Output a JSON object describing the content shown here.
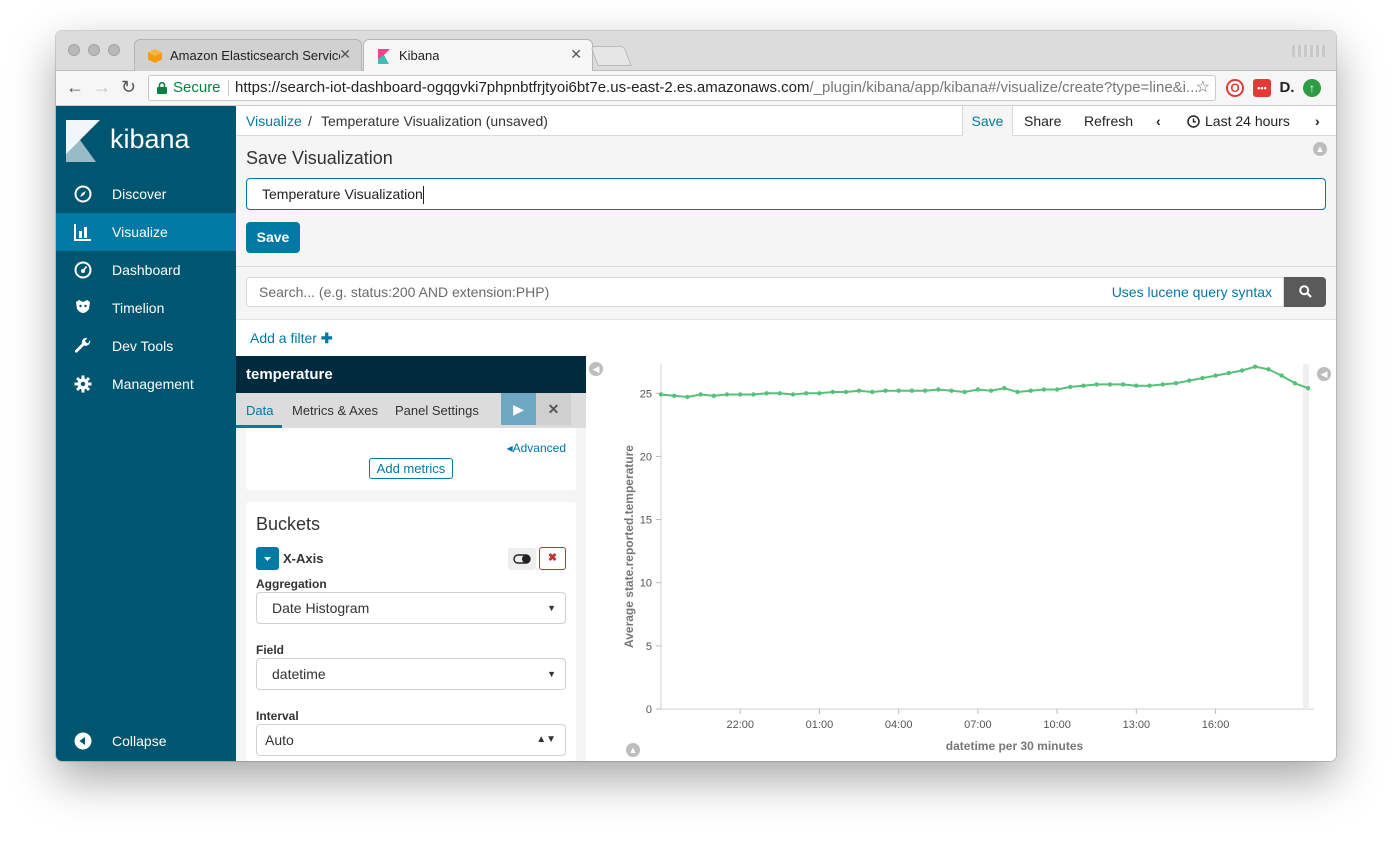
{
  "browser": {
    "tabs": [
      {
        "title": "Amazon Elasticsearch Service"
      },
      {
        "title": "Kibana"
      }
    ],
    "secure_label": "Secure",
    "url_main": "https://search-iot-dashboard-ogqgvki7phpnbtfrjtyoi6bt7e.us-east-2.es.amazonaws.com",
    "url_path": "/_plugin/kibana/app/kibana#/visualize/create?type=line&i...",
    "accent": "#0079a5"
  },
  "sidebar": {
    "brand": "kibana",
    "items": [
      {
        "label": "Discover",
        "icon": "compass-icon"
      },
      {
        "label": "Visualize",
        "icon": "bar-chart-icon"
      },
      {
        "label": "Dashboard",
        "icon": "gauge-icon"
      },
      {
        "label": "Timelion",
        "icon": "timelion-icon"
      },
      {
        "label": "Dev Tools",
        "icon": "wrench-icon"
      },
      {
        "label": "Management",
        "icon": "gear-icon"
      }
    ],
    "collapse": "Collapse",
    "bg_color": "#005571",
    "active_color": "#0079a5"
  },
  "topnav": {
    "breadcrumb_link": "Visualize",
    "breadcrumb_sep": "/",
    "breadcrumb_title": "Temperature Visualization (unsaved)",
    "save": "Save",
    "share": "Share",
    "refresh": "Refresh",
    "timerange": "Last 24 hours"
  },
  "save_panel": {
    "heading": "Save Visualization",
    "title_value": "Temperature Visualization",
    "save_button": "Save"
  },
  "query": {
    "placeholder": "Search... (e.g. status:200 AND extension:PHP)",
    "syntax_link": "Uses lucene query syntax"
  },
  "filter": {
    "add_filter": "Add a filter"
  },
  "editor": {
    "index_pattern": "temperature",
    "tabs": [
      "Data",
      "Metrics & Axes",
      "Panel Settings"
    ],
    "advanced": "Advanced",
    "add_metrics": "Add metrics",
    "buckets_title": "Buckets",
    "xaxis_label": "X-Axis",
    "aggregation_label": "Aggregation",
    "aggregation_value": "Date Histogram",
    "field_label": "Field",
    "field_value": "datetime",
    "interval_label": "Interval",
    "interval_value": "Auto"
  },
  "chart_data": {
    "type": "line",
    "title": "",
    "xlabel": "datetime per 30 minutes",
    "ylabel": "Average state.reported.temperature",
    "ylim": [
      0,
      27
    ],
    "yticks": [
      0,
      5,
      10,
      15,
      20,
      25
    ],
    "xtick_labels": [
      "22:00",
      "01:00",
      "04:00",
      "07:00",
      "10:00",
      "13:00",
      "16:00"
    ],
    "xtick_hours": [
      22,
      25,
      28,
      31,
      34,
      37,
      40
    ],
    "x_start_hour": 19.0,
    "x_end_hour": 43.5,
    "color": "#57c17b",
    "series": [
      {
        "x": [
          19.0,
          19.5,
          20.0,
          20.5,
          21.0,
          21.5,
          22.0,
          22.5,
          23.0,
          23.5,
          24.0,
          24.5,
          25.0,
          25.5,
          26.0,
          26.5,
          27.0,
          27.5,
          28.0,
          28.5,
          29.0,
          29.5,
          30.0,
          30.5,
          31.0,
          31.5,
          32.0,
          32.5,
          33.0,
          33.5,
          34.0,
          34.5,
          35.0,
          35.5,
          36.0,
          36.5,
          37.0,
          37.5,
          38.0,
          38.5,
          39.0,
          39.5,
          40.0,
          40.5,
          41.0,
          41.5,
          42.0,
          42.5,
          43.0,
          43.5
        ],
        "values": [
          24.9,
          24.8,
          24.7,
          24.9,
          24.8,
          24.9,
          24.9,
          24.9,
          25.0,
          25.0,
          24.9,
          25.0,
          25.0,
          25.1,
          25.1,
          25.2,
          25.1,
          25.2,
          25.2,
          25.2,
          25.2,
          25.3,
          25.2,
          25.1,
          25.3,
          25.2,
          25.4,
          25.1,
          25.2,
          25.3,
          25.3,
          25.5,
          25.6,
          25.7,
          25.7,
          25.7,
          25.6,
          25.6,
          25.7,
          25.8,
          26.0,
          26.2,
          26.4,
          26.6,
          26.8,
          27.1,
          26.9,
          26.4,
          25.8,
          25.4
        ]
      }
    ]
  }
}
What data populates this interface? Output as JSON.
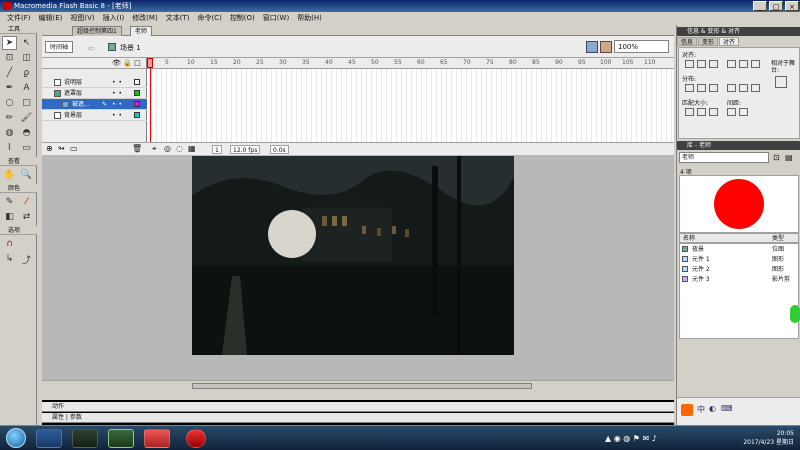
{
  "window": {
    "title": "Macromedia Flash Basic 8 - [老师]",
    "controls": [
      "_",
      "□",
      "×"
    ]
  },
  "menu": [
    "文件(F)",
    "编辑(E)",
    "视图(V)",
    "插入(I)",
    "修改(M)",
    "文本(T)",
    "命令(C)",
    "控制(O)",
    "窗口(W)",
    "帮助(H)"
  ],
  "toolbox": {
    "title": "工具",
    "view_label": "查看",
    "colors_label": "颜色",
    "options_label": "选项"
  },
  "document_tabs": [
    "超级控制第四1",
    "老师"
  ],
  "editbar": {
    "timeline_button": "时间轴",
    "scene": "场景 1",
    "zoom": "100%"
  },
  "timeline": {
    "ruler": [
      "5",
      "10",
      "15",
      "20",
      "25",
      "30",
      "35",
      "40",
      "45",
      "50",
      "55",
      "60",
      "65",
      "70",
      "75",
      "80",
      "85",
      "90",
      "95",
      "100",
      "105",
      "110"
    ],
    "layers": [
      {
        "name": "说明层",
        "selected": false
      },
      {
        "name": "遮罩层",
        "selected": false
      },
      {
        "name": "被遮...",
        "selected": true
      },
      {
        "name": "背景层",
        "selected": false
      }
    ],
    "current_frame": "1",
    "fps": "12.0 fps",
    "elapsed": "0.0s"
  },
  "bottom_panels": [
    "动作",
    "属性 | 参数"
  ],
  "right_panel": {
    "info_title": "信息 & 变形 & 对齐",
    "info_tabs": [
      "信息",
      "变形",
      "对齐"
    ],
    "align_label": "对齐:",
    "distribute_label": "分布:",
    "match_size_label": "匹配大小:",
    "spacing_label": "间距:",
    "relative_label": "相对于舞台:",
    "library_title": "库 - 老师",
    "library_doc": "老师",
    "item_count": "4 项",
    "columns": [
      "名称",
      "类型"
    ],
    "items": [
      {
        "name": "夜景",
        "type": "位图"
      },
      {
        "name": "元件 1",
        "type": "图形"
      },
      {
        "name": "元件 2",
        "type": "图形"
      },
      {
        "name": "元件 3",
        "type": "影片剪"
      }
    ]
  },
  "taskbar": {
    "time": "20:05",
    "date": "2017/4/23 星期日"
  },
  "colors": {
    "mask_circle": "#e6e3dc",
    "library_preview_circle": "#ff0000",
    "selected_layer": "#316ac5"
  }
}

* [EXERCISE OBJECTIVE]: Go through the material line by line. Show each line that contains the string "JSON".

* [FINISHED EXERCISE]:
Output a JSON object describing the content shown here.
What data populates this interface? Output as JSON.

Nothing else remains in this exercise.